----- ARTICOLO

A cura di Sonia LAzzini
Passaggio tratto dalla sentenza numero 4 del 10 gennaio 2012 pronunciata dal Tar Basilicata, Potenza
La richiesta di risarcimento è priva di fondamento e va pertanto respinta.
Ai fini del risarcimento di danni a carico della Pubblica Amministrazione occorre verificare se la condotta dell’Amministrazione stessa, in disparte l’estrinseco rappresentato dall’illegittimità dell’atto, sia stata connotata da colpa.
Sul punto va subito precisato che la esistenza di tale caratterizzazione va apprezzata in senso tendenzialmente oggettivo, e cioè tenuto conto, anche sulla scia delle indicazioni della giurisprudenza comunitaria in tema di violazioni gravi e manifeste e comunque in base alle deduzioni delle parti, dei vizi che hanno determinato l’illegittimità dell’azione, della gravità delle violazioni commesse, dei precedenti giurisprudenziali, dell’univocità o meno del dato normativo, delle condizioni concrete e dell’eventuale apporto dei soggetti destinatari dell’atto. Contestualmente, ove si accerti che l’errore dal quale è scaturita l’illegittimità provvedimentale sia scusabile, la colpa deve ritenersi esclusa.
Come è noto, infatti, nell’accertamento dell’illecito aquiliano il giudice deve esplorare due distinti nessi causali: il primo è quello tra la condotta o l’omissione illecita ed il danno ingiusto inteso quale fatto materiale ( c.d. “ nesso di causalità materiale”); il secondo è quello tra il fatto dannoso nella sua materialità e le conseguenze che ne sono derivate ( c.d. “ nesso di causalità giuridica”).
Mentre quest’ultimo ha la limitata funzione di circoscrivere il danno risarcibile, l’esistenza del nesso di causalità materiale è invece presupposto essenziale perché sorga la responsabilità del danneggiante a titolo di colpa o dolo.
Per quanto riguarda la Pubblica Amministrazione , nel passato la giurisprudenza (prima del riconoscimento della risarcibilità degli interessi legittimi) riteneva la colpa sussistente in re ipsa nel caso di illegittimità processualmente accertata dell’atto amministrativo lesivo.
Secondo tale impostazione il diritto del privato al risarcimento del danno consequenziale ad un atto amministrativo illegittimo, previo annullamento di esso da parte del giudice amministrativo, non postulava la prova della colpa della P.A., di per sé ravvisabile nella violazione di legge con l’emissione e l’esecuzione dell’atto medesimo, senza che tale colpa potesse ritenersi esclusa neppure nell’ipotesi di asserita oscurità della norma violata.
Questo indirizzo, elaborato in riferimento alla lesione di un diritto soggettivo per effetto di attività amministrativa illecita, è stato sottoposto ad una profonda rimeditazione, in quanto ritenuto non più conciliabile con la nuova lettura dell’art. 2043 del cod. civ.

----------

ESERCIZIO 1 >> Riscrivi in forma di elenco puntato il paragrafo dell'articolo che comincia con "Come è noto, infatti", conservandone i fatti principali.
ESERCIZIO 2 >> Secondo l'articolo, quale tribunale ha pronunciato la sentenza da cui è tratto il passaggio, e in quale data?

----- DATI RACCOLTI

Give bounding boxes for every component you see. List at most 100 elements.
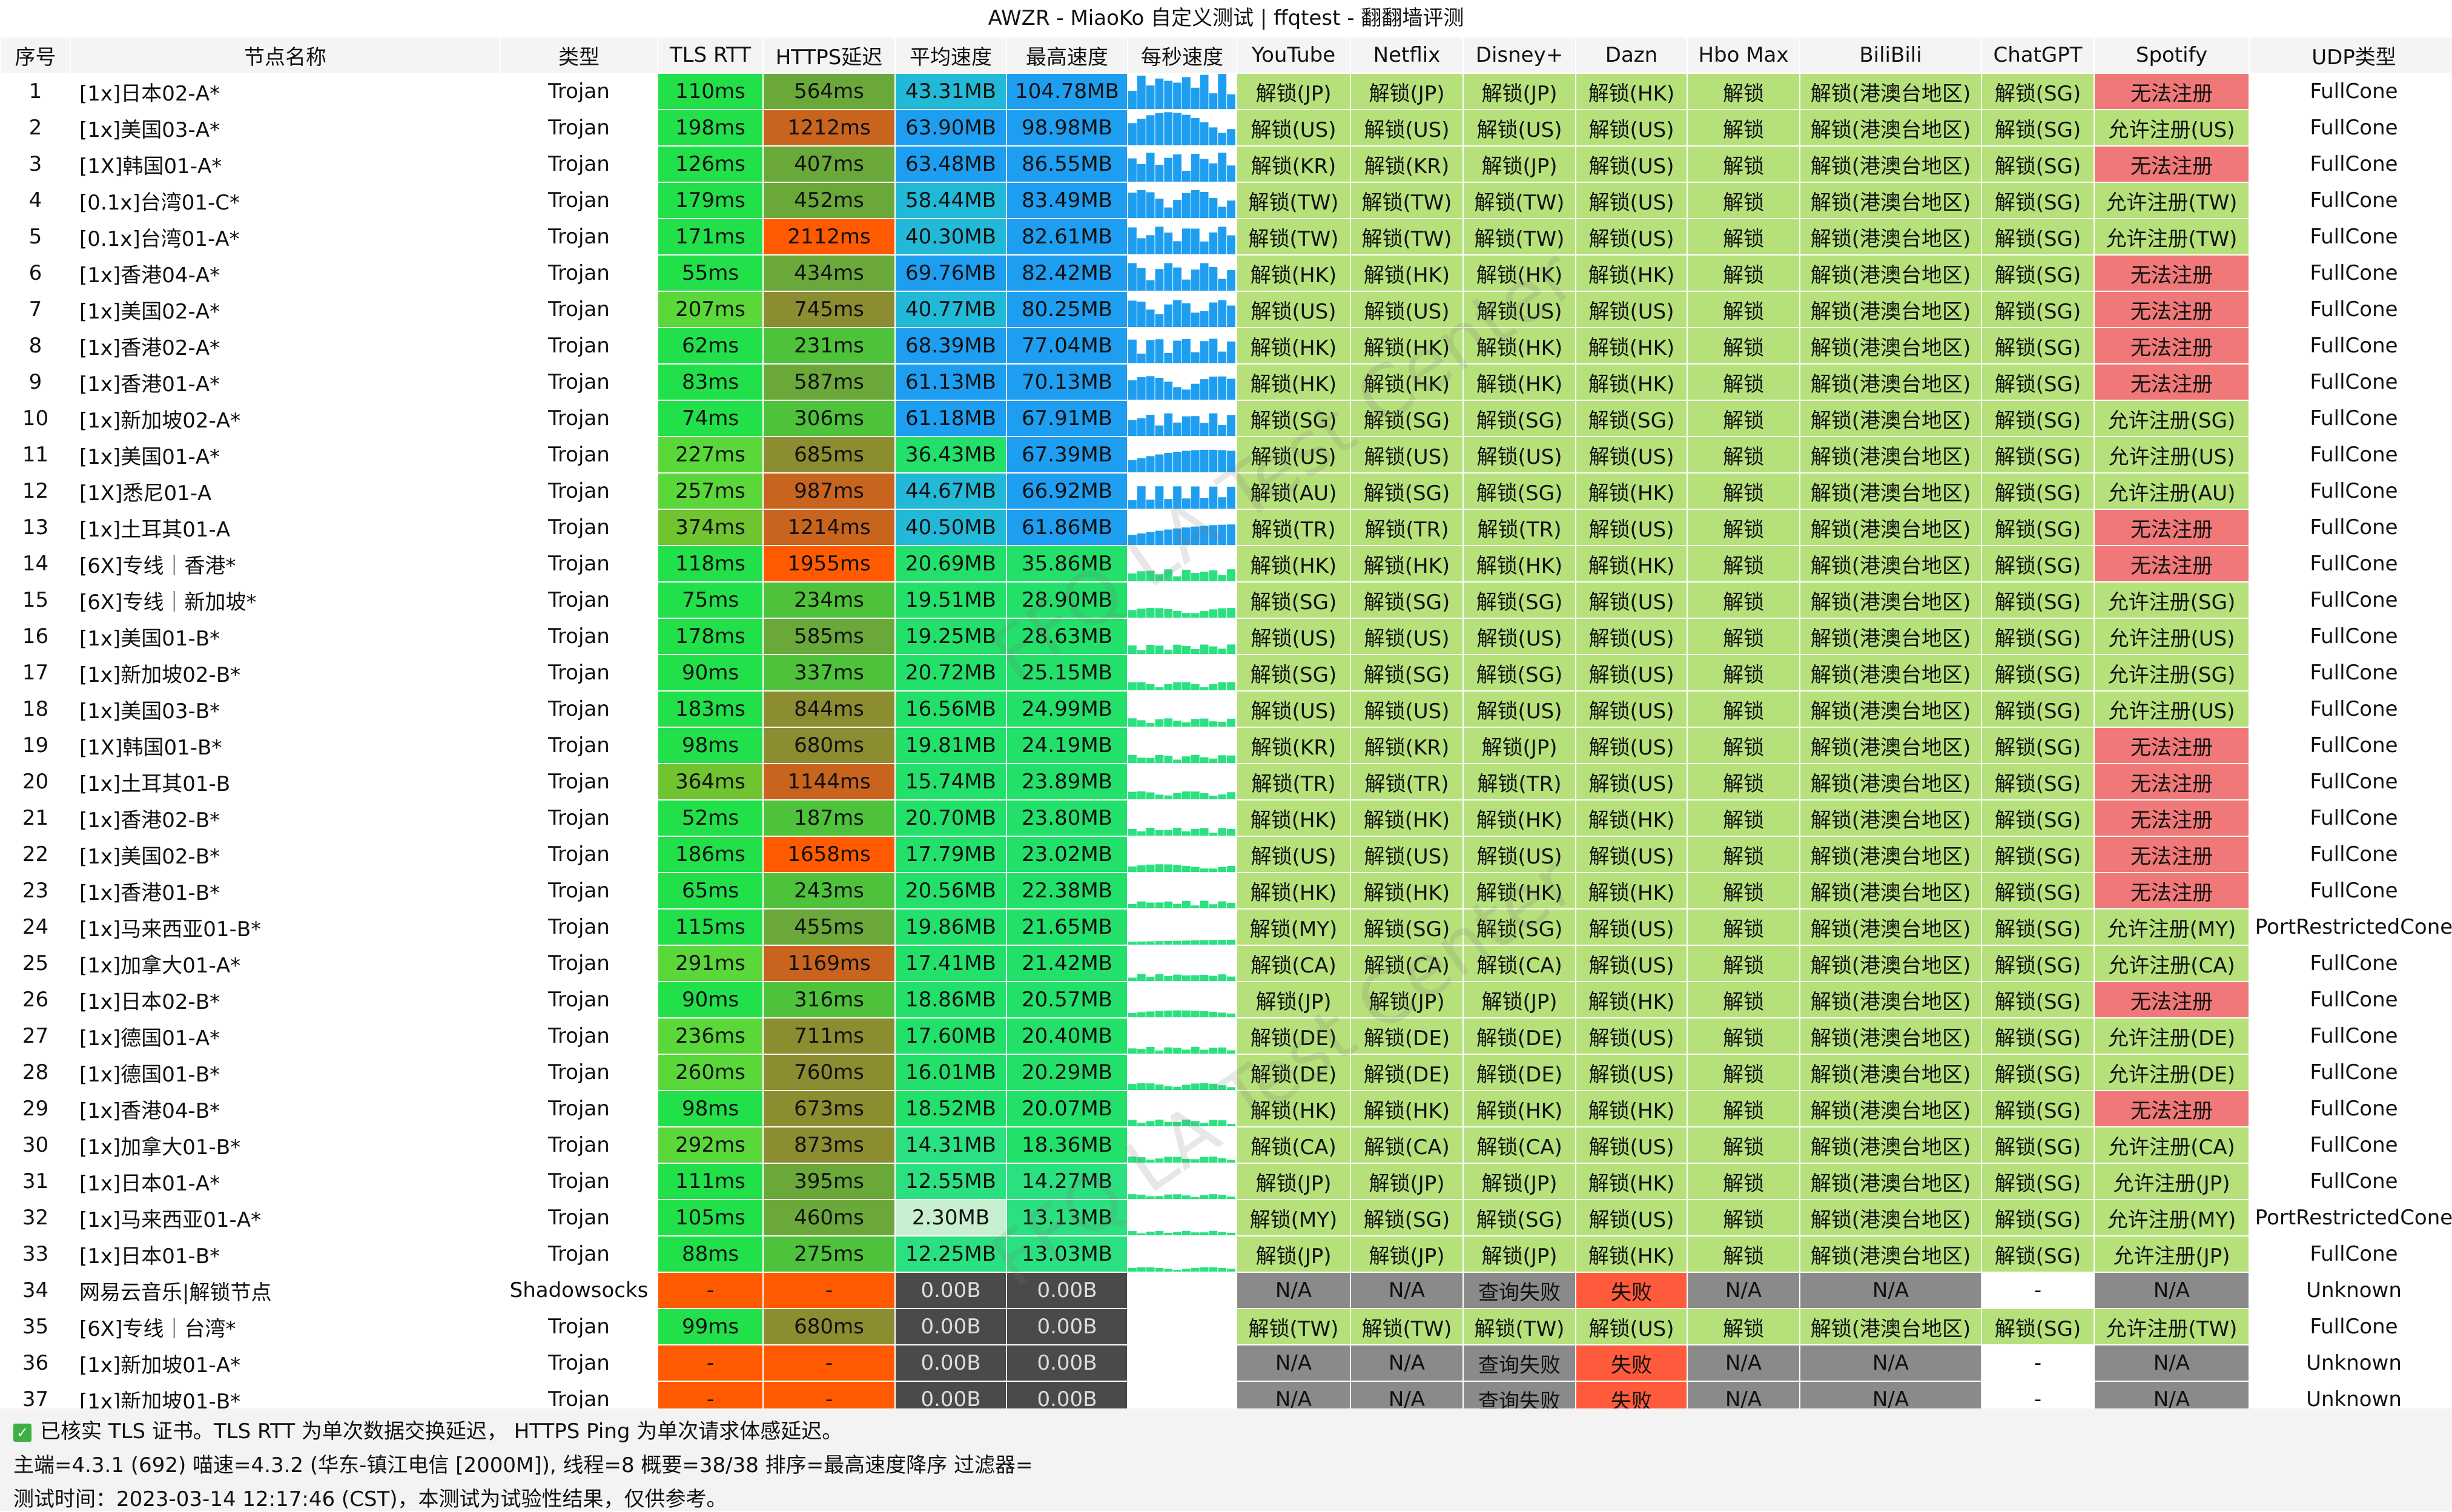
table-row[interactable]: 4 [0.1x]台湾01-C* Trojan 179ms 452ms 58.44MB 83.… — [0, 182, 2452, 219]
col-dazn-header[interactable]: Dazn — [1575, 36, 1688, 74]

----------

RISPOSTA COMPLETA 1 >>
Nell'accertare l'illecito aquiliano, il giudice deve esaminare due nessi causali distinti:
- nesso di causalità materiale: collega la condotta o l'omissione illecita al danno ingiusto, inteso come fatto materiale;
- nesso di causalità giuridica: collega il fatto dannoso, nella sua materialità, alle conseguenze che ne sono derivate.

RISPOSTA COMPLETA 2 >> Il Tar Basilicata, Potenza, con la sentenza numero 4 del 10 gennaio 2012.